* [TO BE DONE] Select each line where the word "purpose" appears.

-- BEGIN --

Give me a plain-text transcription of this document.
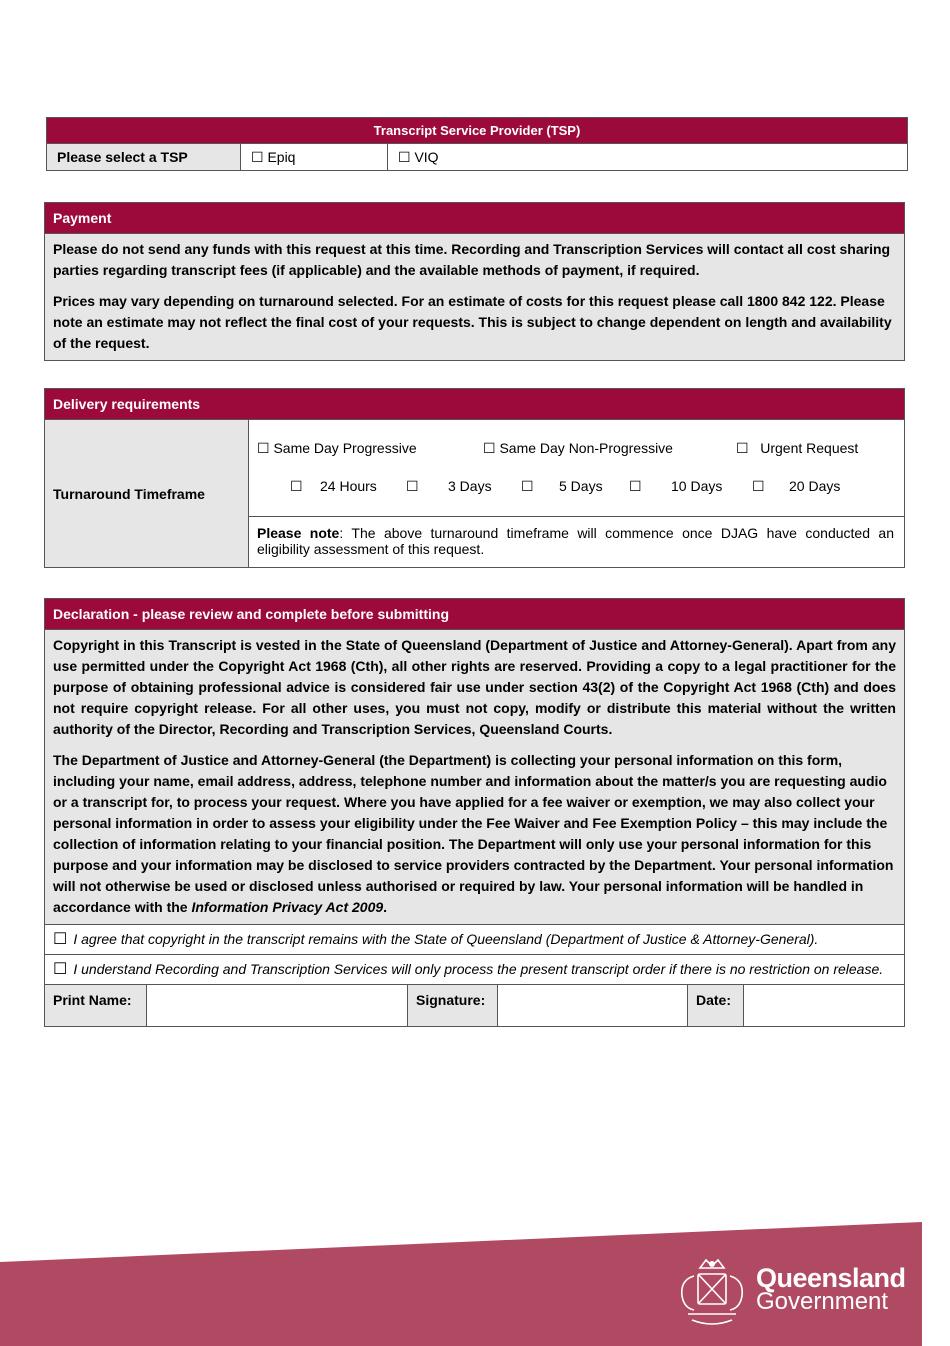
Transcript Service Provider (TSP)
Please select a TSP	☐ Epiq	☐ VIQ
Payment

Please do not send any funds with this request at this time. Recording and Transcription Services will contact all cost sharing parties regarding transcript fees (if applicable) and the available methods of payment, if required.

Prices may vary depending on turnaround selected. For an estimate of costs for this request please call 1800 842 122. Please note an estimate may not reflect the final cost of your requests. This is subject to change dependent on length and availability of the request.

Delivery requirements
Turnaround Timeframe
☐ Same Day Progressive	☐ Same Day Non-Progressive	☐ Urgent Request
☐ 24 Hours ☐ 3 Days ☐ 5 Days ☐ 10 Days ☐ 20 Days
Please note: The above turnaround timeframe will commence once DJAG have conducted an eligibility assessment of this request.
Declaration - please review and complete before submitting

Copyright in this Transcript is vested in the State of Queensland (Department of Justice and Attorney-General). Apart from any use permitted under the Copyright Act 1968 (Cth), all other rights are reserved. Providing a copy to a legal practitioner for the purpose of obtaining professional advice is considered fair use under section 43(2) of the Copyright Act 1968 (Cth) and does not require copyright release. For all other uses, you must not copy, modify or distribute this material without the written authority of the Director, Recording and Transcription Services, Queensland Courts.

The Department of Justice and Attorney-General (the Department) is collecting your personal information on this form, including your name, email address, address, telephone number and information about the matter/s you are requesting audio or a transcript for, to process your request. Where you have applied for a fee waiver or exemption, we may also collect your personal information in order to assess your eligibility under the Fee Waiver and Fee Exemption Policy – this may include the collection of information relating to your financial position. The Department will only use your personal information for this purpose and your information may be disclosed to service providers contracted by the Department. Your personal information will not otherwise be used or disclosed unless authorised or required by law. Your personal information will be handled in accordance with the Information Privacy Act 2009.

☐ I agree that copyright in the transcript remains with the State of Queensland (Department of Justice & Attorney-General).
☐ I understand Recording and Transcription Services will only process the present transcript order if there is no restriction on release.
Print Name:	Signature:	Date:
Queensland
Government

-- END --

* [REPLY]
Copyright in this Transcript is vested in the State of Queensland (Department of Justice and Attorney-General). Apart from any use permitted under the Copyright Act 1968 (Cth), all other rights are reserved. Providing a copy to a legal practitioner for the purpose of obtaining professional advice is considered fair use under section 43(2) of the Copyright Act 1968 (Cth) and does not require copyright release. For all other uses, you must not copy, modify or distribute this material without the written authority of the Director, Recording and Transcription Services, Queensland Courts.
The Department of Justice and Attorney-General (the Department) is collecting your personal information on this form, including your name, email address, address, telephone number and information about the matter/s you are requesting audio or a transcript for, to process your request. Where you have applied for a fee waiver or exemption, we may also collect your personal information in order to assess your eligibility under the Fee Waiver and Fee Exemption Policy – this may include the collection of information relating to your financial position. The Department will only use your personal information for this purpose and your information may be disclosed to service providers contracted by the Department. Your personal information will not otherwise be used or disclosed unless authorised or required by law. Your personal information will be handled in accordance with the Information Privacy Act 2009.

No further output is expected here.